WHAT THIS TASK INVOLVES: Repeat exactly each line of the data provided below.

BEGIN DATASET EXCERPTS

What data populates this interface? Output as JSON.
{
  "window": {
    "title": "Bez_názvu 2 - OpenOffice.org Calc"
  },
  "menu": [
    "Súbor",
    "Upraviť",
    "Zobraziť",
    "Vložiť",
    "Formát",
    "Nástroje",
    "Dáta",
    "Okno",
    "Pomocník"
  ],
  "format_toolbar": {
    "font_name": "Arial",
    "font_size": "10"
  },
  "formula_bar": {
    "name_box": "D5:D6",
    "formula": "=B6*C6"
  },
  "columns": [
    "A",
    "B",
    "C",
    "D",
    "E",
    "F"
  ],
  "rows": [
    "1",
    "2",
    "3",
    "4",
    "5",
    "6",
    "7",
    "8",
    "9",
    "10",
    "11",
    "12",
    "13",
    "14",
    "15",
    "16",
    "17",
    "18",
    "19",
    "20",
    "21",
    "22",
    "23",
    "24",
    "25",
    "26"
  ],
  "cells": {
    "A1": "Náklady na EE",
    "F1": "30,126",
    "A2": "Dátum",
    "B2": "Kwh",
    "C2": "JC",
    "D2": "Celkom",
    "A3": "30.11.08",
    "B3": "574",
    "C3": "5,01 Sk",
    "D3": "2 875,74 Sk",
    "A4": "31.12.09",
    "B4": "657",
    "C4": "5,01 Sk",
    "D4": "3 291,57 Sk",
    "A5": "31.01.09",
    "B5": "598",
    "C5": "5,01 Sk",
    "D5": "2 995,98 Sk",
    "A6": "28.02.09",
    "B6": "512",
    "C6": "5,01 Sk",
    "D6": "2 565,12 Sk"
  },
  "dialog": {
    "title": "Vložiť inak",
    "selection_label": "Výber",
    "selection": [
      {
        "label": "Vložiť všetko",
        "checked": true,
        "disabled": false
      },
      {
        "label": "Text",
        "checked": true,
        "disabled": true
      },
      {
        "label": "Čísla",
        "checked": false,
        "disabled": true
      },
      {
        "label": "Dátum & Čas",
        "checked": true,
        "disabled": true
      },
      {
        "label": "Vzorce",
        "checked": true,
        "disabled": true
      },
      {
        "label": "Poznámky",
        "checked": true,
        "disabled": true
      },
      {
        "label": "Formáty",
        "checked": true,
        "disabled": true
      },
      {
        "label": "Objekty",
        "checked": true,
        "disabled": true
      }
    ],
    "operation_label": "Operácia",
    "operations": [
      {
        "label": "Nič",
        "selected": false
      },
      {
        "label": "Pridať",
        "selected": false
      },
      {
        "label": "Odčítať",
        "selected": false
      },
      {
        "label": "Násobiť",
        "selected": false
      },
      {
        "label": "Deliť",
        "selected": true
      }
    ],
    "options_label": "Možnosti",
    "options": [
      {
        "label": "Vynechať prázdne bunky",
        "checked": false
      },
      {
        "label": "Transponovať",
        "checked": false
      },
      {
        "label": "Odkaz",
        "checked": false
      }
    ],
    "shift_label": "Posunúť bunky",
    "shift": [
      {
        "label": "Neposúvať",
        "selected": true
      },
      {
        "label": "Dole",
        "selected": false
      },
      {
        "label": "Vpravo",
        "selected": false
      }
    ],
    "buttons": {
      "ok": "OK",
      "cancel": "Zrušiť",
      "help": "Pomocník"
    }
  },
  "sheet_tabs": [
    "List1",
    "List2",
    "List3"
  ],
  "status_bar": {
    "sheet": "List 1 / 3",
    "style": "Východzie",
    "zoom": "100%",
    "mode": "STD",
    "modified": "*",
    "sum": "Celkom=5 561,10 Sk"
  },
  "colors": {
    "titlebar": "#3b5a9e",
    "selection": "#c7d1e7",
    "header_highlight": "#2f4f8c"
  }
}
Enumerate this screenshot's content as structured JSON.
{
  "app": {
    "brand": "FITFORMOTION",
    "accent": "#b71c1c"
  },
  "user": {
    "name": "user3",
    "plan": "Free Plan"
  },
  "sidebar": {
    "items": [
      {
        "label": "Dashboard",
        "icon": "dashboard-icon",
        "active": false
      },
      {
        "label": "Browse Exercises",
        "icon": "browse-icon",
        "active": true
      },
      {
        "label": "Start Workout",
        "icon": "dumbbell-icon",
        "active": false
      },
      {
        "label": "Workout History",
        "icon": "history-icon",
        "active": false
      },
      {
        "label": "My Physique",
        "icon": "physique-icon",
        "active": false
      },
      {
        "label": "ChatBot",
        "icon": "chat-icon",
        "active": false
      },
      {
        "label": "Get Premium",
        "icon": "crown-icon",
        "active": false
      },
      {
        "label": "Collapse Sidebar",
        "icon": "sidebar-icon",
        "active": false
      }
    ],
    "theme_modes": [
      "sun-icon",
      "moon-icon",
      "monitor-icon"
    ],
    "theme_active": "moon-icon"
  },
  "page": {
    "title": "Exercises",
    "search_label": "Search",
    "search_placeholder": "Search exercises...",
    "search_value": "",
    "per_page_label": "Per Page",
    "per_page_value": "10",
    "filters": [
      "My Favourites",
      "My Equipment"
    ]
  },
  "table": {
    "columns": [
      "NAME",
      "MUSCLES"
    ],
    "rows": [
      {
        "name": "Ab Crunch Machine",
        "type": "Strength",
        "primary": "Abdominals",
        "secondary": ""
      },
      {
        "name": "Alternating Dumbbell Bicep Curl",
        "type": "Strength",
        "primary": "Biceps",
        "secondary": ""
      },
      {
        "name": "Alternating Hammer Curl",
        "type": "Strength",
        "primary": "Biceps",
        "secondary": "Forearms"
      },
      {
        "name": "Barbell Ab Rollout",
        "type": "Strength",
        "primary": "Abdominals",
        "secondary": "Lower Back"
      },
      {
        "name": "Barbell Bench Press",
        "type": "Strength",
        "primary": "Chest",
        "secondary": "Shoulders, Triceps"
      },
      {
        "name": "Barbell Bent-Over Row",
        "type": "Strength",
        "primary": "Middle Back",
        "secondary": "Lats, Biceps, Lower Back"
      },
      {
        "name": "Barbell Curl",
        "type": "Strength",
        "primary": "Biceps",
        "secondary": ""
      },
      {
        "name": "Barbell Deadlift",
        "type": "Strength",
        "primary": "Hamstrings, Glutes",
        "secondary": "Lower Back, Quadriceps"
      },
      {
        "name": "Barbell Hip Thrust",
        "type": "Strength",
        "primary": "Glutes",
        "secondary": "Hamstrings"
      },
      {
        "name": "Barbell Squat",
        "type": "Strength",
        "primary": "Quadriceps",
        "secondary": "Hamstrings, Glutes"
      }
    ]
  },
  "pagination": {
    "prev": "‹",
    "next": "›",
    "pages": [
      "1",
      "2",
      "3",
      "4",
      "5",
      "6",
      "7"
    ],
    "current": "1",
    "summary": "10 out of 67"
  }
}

END DATASET EXCERPTS

SOLUTION BELOW:
What data populates this interface? Output as JSON.
{
  "window": {
    "title": "Bez_názvu 2 - OpenOffice.org Calc"
  },
  "menu": [
    "Súbor",
    "Upraviť",
    "Zobraziť",
    "Vložiť",
    "Formát",
    "Nástroje",
    "Dáta",
    "Okno",
    "Pomocník"
  ],
  "format_toolbar": {
    "font_name": "Arial",
    "font_size": "10"
  },
  "formula_bar": {
    "name_box": "D5:D6",
    "formula": "=B6*C6"
  },
  "columns": [
    "A",
    "B",
    "C",
    "D",
    "E",
    "F"
  ],
  "rows": [
    "1",
    "2",
    "3",
    "4",
    "5",
    "6",
    "7",
    "8",
    "9",
    "10",
    "11",
    "12",
    "13",
    "14",
    "15",
    "16",
    "17",
    "18",
    "19",
    "20",
    "21",
    "22",
    "23",
    "24",
    "25",
    "26"
  ],
  "cells": {
    "A1": "Náklady na EE",
    "F1": "30,126",
    "A2": "Dátum",
    "B2": "Kwh",
    "C2": "JC",
    "D2": "Celkom",
    "A3": "30.11.08",
    "B3": "574",
    "C3": "5,01 Sk",
    "D3": "2 875,74 Sk",
    "A4": "31.12.09",
    "B4": "657",
    "C4": "5,01 Sk",
    "D4": "3 291,57 Sk",
    "A5": "31.01.09",
    "B5": "598",
    "C5": "5,01 Sk",
    "D5": "2 995,98 Sk",
    "A6": "28.02.09",
    "B6": "512",
    "C6": "5,01 Sk",
    "D6": "2 565,12 Sk"
  },
  "dialog": {
    "title": "Vložiť inak",
    "selection_label": "Výber",
    "selection": [
      {
        "label": "Vložiť všetko",
        "checked": true,
        "disabled": false
      },
      {
        "label": "Text",
        "checked": true,
        "disabled": true
      },
      {
        "label": "Čísla",
        "checked": false,
        "disabled": true
      },
      {
        "label": "Dátum & Čas",
        "checked": true,
        "disabled": true
      },
      {
        "label": "Vzorce",
        "checked": true,
        "disabled": true
      },
      {
        "label": "Poznámky",
        "checked": true,
        "disabled": true
      },
      {
        "label": "Formáty",
        "checked": true,
        "disabled": true
      },
      {
        "label": "Objekty",
        "checked": true,
        "disabled": true
      }
    ],
    "operation_label": "Operácia",
    "operations": [
      {
        "label": "Nič",
        "selected": false
      },
      {
        "label": "Pridať",
        "selected": false
      },
      {
        "label": "Odčítať",
        "selected": false
      },
      {
        "label": "Násobiť",
        "selected": false
      },
      {
        "label": "Deliť",
        "selected": true
      }
    ],
    "options_label": "Možnosti",
    "options": [
      {
        "label": "Vynechať prázdne bunky",
        "checked": false
      },
      {
        "label": "Transponovať",
        "checked": false
      },
      {
        "label": "Odkaz",
        "checked": false
      }
    ],
    "shift_label": "Posunúť bunky",
    "shift": [
      {
        "label": "Neposúvať",
        "selected": true
      },
      {
        "label": "Dole",
        "selected": false
      },
      {
        "label": "Vpravo",
        "selected": false
      }
    ],
    "buttons": {
      "ok": "OK",
      "cancel": "Zrušiť",
      "help": "Pomocník"
    }
  },
  "sheet_tabs": [
    "List1",
    "List2",
    "List3"
  ],
  "status_bar": {
    "sheet": "List 1 / 3",
    "style": "Východzie",
    "zoom": "100%",
    "mode": "STD",
    "modified": "*",
    "sum": "Celkom=5 561,10 Sk"
  },
  "colors": {
    "titlebar": "#3b5a9e",
    "selection": "#c7d1e7",
    "header_highlight": "#2f4f8c"
  }
}
Enumerate this screenshot's content as structured JSON.
{
  "app": {
    "brand": "FITFORMOTION",
    "accent": "#b71c1c"
  },
  "user": {
    "name": "user3",
    "plan": "Free Plan"
  },
  "sidebar": {
    "items": [
      {
        "label": "Dashboard",
        "icon": "dashboard-icon",
        "active": false
      },
      {
        "label": "Browse Exercises",
        "icon": "browse-icon",
        "active": true
      },
      {
        "label": "Start Workout",
        "icon": "dumbbell-icon",
        "active": false
      },
      {
        "label": "Workout History",
        "icon": "history-icon",
        "active": false
      },
      {
        "label": "My Physique",
        "icon": "physique-icon",
        "active": false
      },
      {
        "label": "ChatBot",
        "icon": "chat-icon",
        "active": false
      },
      {
        "label": "Get Premium",
        "icon": "crown-icon",
        "active": false
      },
      {
        "label": "Collapse Sidebar",
        "icon": "sidebar-icon",
        "active": false
      }
    ],
    "theme_modes": [
      "sun-icon",
      "moon-icon",
      "monitor-icon"
    ],
    "theme_active": "moon-icon"
  },
  "page": {
    "title": "Exercises",
    "search_label": "Search",
    "search_placeholder": "Search exercises...",
    "search_value": "",
    "per_page_label": "Per Page",
    "per_page_value": "10",
    "filters": [
      "My Favourites",
      "My Equipment"
    ]
  },
  "table": {
    "columns": [
      "NAME",
      "MUSCLES"
    ],
    "rows": [
      {
        "name": "Ab Crunch Machine",
        "type": "Strength",
        "primary": "Abdominals",
        "secondary": ""
      },
      {
        "name": "Alternating Dumbbell Bicep Curl",
        "type": "Strength",
        "primary": "Biceps",
        "secondary": ""
      },
      {
        "name": "Alternating Hammer Curl",
        "type": "Strength",
        "primary": "Biceps",
        "secondary": "Forearms"
      },
      {
        "name": "Barbell Ab Rollout",
        "type": "Strength",
        "primary": "Abdominals",
        "secondary": "Lower Back"
      },
      {
        "name": "Barbell Bench Press",
        "type": "Strength",
        "primary": "Chest",
        "secondary": "Shoulders, Triceps"
      },
      {
        "name": "Barbell Bent-Over Row",
        "type": "Strength",
        "primary": "Middle Back",
        "secondary": "Lats, Biceps, Lower Back"
      },
      {
        "name": "Barbell Curl",
        "type": "Strength",
        "primary": "Biceps",
        "secondary": ""
      },
      {
        "name": "Barbell Deadlift",
        "type": "Strength",
        "primary": "Hamstrings, Glutes",
        "secondary": "Lower Back, Quadriceps"
      },
      {
        "name": "Barbell Hip Thrust",
        "type": "Strength",
        "primary": "Glutes",
        "secondary": "Hamstrings"
      },
      {
        "name": "Barbell Squat",
        "type": "Strength",
        "primary": "Quadriceps",
        "secondary": "Hamstrings, Glutes"
      }
    ]
  },
  "pagination": {
    "prev": "‹",
    "next": "›",
    "pages": [
      "1",
      "2",
      "3",
      "4",
      "5",
      "6",
      "7"
    ],
    "current": "1",
    "summary": "10 out of 67"
  }
}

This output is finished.